(PROBLEM DETAILS):
Using the data beneath, show every line that includes the word "wave".

----

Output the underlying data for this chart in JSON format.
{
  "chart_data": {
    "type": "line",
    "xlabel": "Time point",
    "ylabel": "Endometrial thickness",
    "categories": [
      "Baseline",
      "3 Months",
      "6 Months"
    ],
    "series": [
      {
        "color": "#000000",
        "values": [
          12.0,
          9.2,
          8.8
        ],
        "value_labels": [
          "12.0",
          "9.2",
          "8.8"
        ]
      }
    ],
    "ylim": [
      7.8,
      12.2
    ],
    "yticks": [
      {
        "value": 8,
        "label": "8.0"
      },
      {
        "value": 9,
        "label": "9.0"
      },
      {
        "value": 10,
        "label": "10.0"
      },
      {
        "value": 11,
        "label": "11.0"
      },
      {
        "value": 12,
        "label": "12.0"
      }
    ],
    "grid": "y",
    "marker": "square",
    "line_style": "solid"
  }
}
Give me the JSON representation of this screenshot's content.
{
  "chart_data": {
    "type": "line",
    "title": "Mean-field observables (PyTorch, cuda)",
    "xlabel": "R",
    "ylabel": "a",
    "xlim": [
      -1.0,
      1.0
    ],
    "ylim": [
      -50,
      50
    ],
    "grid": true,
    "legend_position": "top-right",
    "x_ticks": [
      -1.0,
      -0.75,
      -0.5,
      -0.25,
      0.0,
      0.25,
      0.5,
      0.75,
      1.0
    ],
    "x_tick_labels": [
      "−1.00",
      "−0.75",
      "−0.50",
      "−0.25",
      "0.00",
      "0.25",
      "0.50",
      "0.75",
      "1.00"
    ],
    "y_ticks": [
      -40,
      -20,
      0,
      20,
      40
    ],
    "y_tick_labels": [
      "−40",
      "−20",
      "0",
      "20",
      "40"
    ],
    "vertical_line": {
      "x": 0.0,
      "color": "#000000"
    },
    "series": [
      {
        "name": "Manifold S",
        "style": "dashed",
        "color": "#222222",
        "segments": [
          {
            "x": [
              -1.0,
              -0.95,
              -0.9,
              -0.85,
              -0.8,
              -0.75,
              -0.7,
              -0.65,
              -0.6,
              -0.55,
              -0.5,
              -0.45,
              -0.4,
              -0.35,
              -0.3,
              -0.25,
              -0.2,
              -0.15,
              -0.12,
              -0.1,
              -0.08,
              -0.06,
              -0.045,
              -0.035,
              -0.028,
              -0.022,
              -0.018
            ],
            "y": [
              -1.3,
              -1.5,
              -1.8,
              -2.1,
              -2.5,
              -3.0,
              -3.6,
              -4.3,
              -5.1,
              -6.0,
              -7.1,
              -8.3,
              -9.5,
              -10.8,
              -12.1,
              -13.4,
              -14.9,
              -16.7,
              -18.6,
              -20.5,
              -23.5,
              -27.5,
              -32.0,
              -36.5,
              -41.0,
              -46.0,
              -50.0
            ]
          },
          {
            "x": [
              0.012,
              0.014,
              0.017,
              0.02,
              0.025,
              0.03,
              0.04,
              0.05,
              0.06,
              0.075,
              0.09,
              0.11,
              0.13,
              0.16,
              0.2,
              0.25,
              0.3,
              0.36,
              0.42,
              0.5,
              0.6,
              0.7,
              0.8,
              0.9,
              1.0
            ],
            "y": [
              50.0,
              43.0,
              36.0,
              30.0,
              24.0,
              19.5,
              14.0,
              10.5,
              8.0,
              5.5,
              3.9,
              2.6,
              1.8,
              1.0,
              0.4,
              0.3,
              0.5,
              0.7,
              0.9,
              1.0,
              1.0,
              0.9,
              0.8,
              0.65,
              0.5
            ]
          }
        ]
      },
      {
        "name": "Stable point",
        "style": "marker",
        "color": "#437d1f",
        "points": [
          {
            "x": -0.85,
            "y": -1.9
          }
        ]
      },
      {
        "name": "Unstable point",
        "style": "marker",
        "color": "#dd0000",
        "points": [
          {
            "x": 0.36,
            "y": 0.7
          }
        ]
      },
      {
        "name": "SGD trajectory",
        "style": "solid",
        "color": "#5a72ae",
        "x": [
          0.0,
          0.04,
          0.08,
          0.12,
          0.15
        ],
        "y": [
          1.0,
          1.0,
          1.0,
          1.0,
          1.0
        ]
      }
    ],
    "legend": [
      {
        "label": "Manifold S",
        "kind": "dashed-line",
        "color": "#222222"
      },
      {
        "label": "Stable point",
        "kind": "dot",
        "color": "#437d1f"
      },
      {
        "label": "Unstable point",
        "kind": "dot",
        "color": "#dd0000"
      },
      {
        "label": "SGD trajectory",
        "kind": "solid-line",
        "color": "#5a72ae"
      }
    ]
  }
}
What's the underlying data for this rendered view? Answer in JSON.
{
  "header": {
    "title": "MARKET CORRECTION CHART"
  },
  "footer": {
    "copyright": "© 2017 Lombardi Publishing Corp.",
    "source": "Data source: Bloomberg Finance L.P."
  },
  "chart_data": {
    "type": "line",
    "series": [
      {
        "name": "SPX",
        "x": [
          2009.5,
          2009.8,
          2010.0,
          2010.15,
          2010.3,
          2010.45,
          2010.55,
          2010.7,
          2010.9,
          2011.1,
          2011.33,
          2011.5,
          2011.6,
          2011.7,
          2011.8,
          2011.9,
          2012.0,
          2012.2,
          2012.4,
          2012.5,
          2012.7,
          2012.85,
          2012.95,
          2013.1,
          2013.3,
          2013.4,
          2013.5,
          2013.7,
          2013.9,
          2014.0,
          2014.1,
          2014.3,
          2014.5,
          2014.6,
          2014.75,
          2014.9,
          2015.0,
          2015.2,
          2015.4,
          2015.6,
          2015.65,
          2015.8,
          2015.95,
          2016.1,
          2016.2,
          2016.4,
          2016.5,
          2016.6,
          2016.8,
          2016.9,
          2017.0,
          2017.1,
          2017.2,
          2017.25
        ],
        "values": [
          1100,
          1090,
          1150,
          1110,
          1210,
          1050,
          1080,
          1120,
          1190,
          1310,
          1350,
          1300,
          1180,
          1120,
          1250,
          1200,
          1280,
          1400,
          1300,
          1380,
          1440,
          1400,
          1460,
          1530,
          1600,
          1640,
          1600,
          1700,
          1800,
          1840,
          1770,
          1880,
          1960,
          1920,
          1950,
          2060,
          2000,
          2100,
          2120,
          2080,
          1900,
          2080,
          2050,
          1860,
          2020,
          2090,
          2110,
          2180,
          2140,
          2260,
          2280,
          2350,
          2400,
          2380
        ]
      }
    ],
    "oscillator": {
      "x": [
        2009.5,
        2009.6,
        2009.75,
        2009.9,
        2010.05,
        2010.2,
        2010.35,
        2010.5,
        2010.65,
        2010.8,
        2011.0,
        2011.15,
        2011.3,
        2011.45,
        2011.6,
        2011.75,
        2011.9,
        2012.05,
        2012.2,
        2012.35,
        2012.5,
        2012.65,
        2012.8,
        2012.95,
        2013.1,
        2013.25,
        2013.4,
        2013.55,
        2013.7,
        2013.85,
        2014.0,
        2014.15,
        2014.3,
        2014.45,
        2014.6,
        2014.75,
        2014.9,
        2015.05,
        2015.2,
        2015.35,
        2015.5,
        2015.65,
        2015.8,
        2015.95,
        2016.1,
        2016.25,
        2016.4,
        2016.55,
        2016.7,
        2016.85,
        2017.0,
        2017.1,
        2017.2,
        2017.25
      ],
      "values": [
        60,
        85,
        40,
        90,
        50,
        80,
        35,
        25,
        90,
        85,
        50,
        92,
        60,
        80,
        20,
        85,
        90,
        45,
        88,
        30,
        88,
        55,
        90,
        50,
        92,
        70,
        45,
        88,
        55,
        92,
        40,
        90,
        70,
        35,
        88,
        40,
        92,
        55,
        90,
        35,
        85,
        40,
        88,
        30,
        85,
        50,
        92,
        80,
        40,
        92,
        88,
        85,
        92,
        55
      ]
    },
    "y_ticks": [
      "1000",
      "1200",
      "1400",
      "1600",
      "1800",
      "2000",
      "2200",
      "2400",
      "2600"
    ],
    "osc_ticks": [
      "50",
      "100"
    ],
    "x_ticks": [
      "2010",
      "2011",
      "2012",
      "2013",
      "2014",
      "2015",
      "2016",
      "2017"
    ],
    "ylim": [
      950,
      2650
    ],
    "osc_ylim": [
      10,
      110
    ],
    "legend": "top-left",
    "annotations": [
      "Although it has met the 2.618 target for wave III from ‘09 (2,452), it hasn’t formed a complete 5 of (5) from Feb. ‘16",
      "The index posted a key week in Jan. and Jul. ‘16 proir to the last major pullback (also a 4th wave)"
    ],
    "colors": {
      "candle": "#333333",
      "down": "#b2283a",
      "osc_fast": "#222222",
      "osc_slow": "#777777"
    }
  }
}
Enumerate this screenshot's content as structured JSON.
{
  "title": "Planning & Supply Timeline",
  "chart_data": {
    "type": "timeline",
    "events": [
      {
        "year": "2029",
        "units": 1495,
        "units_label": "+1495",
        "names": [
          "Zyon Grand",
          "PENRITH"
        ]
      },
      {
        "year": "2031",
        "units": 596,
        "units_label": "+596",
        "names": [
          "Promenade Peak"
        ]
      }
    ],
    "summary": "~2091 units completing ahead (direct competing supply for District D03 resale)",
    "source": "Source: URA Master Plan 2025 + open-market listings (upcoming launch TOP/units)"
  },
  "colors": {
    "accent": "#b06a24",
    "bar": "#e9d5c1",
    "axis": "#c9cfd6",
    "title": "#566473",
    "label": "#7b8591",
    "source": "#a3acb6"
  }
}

----

(EXERCISE RESPONSE):
      "Although it has met the 2.618 target for wave III from ‘09 (2,452), it hasn’t formed a complete 5 of (5) from Feb. ‘16",
      "The index posted a key week in Jan. and Jul. ‘16 proir to the last major pullback (also a 4th wave)"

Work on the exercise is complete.